## Begin

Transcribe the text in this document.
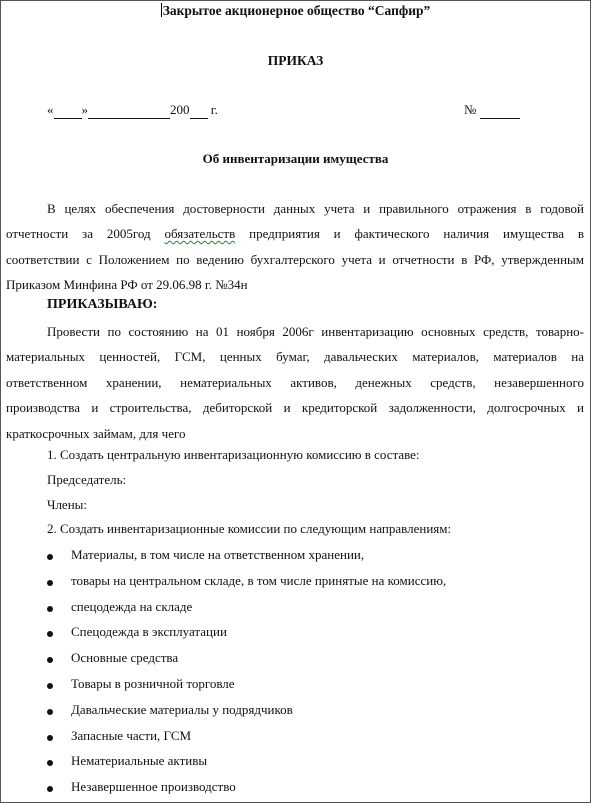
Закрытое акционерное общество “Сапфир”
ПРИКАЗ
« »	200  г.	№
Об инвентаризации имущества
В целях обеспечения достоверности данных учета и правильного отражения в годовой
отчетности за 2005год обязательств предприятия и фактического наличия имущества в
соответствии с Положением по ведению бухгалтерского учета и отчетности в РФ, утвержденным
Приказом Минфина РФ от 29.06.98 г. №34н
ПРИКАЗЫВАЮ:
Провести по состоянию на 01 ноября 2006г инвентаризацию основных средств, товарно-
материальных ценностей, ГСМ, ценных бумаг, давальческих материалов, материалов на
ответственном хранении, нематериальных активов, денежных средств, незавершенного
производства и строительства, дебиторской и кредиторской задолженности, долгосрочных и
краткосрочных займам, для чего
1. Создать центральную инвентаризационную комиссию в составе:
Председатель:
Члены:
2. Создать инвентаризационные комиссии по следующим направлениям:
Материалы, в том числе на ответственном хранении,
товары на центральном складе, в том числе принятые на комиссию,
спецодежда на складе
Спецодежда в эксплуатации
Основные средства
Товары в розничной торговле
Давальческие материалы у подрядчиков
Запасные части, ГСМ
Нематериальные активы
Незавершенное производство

## End
## Begin

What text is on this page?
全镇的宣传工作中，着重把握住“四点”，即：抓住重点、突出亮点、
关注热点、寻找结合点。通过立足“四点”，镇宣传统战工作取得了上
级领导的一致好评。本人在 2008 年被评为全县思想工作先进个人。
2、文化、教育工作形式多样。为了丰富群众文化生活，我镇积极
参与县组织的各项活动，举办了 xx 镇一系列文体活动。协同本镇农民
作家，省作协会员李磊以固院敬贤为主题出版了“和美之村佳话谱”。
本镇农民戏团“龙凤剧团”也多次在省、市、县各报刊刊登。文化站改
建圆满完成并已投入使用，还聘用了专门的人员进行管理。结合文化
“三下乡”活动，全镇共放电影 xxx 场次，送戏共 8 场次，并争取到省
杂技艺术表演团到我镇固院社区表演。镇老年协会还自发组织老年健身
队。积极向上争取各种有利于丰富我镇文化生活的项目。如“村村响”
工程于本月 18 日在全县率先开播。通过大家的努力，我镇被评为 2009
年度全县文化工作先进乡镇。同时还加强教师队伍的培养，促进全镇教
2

## End

● **EXERCISE DIRECTIONS**
Extract all lines from the data in which "text" is found.

● **EXERCISE RESPONSE**
Transcribe the text in this document.
What text is on this page?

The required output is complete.